(WHAT YOU HAVE TO DO)
What follows is a set of entries. Repeat them exactly, but not their pictures.

====== RECORDS PROVIDED

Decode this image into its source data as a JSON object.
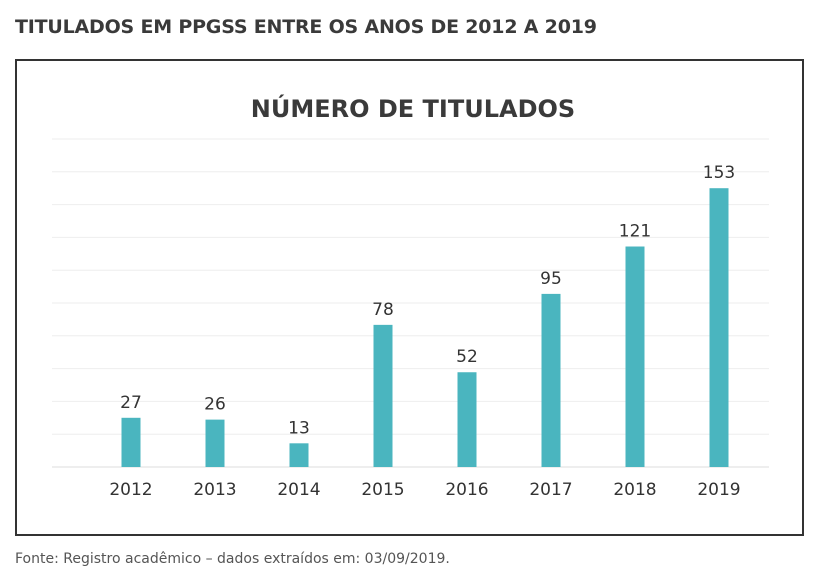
{
  "heading": "TITULADOS EM PPGSS ENTRE OS ANOS DE 2012 A 2019",
  "source_note": "Fonte: Registro acadêmico – dados extraídos em: 03/09/2019.",
  "chart_data": {
    "type": "bar",
    "title": "NÚMERO DE TITULADOS",
    "xlabel": "",
    "ylabel": "",
    "categories": [
      "2012",
      "2013",
      "2014",
      "2015",
      "2016",
      "2017",
      "2018",
      "2019"
    ],
    "values": [
      27,
      26,
      13,
      78,
      52,
      95,
      121,
      153
    ],
    "ylim": [
      0,
      180
    ],
    "grid": true,
    "legend": "none",
    "colors": {
      "bar": "#4ab5bf",
      "grid": "#eeeeee",
      "axis": "#dddddd"
    }
  }
}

============

(EXERCISE RESULT)
Decode this image into its source data as a JSON object.
{
  "heading": "TITULADOS EM PPGSS ENTRE OS ANOS DE 2012 A 2019",
  "source_note": "Fonte: Registro acadêmico – dados extraídos em: 03/09/2019.",
  "chart_data": {
    "type": "bar",
    "title": "NÚMERO DE TITULADOS",
    "xlabel": "",
    "ylabel": "",
    "categories": [
      "2012",
      "2013",
      "2014",
      "2015",
      "2016",
      "2017",
      "2018",
      "2019"
    ],
    "values": [
      27,
      26,
      13,
      78,
      52,
      95,
      121,
      153
    ],
    "ylim": [
      0,
      180
    ],
    "grid": true,
    "legend": "none",
    "colors": {
      "bar": "#4ab5bf",
      "grid": "#eeeeee",
      "axis": "#dddddd"
    }
  }
}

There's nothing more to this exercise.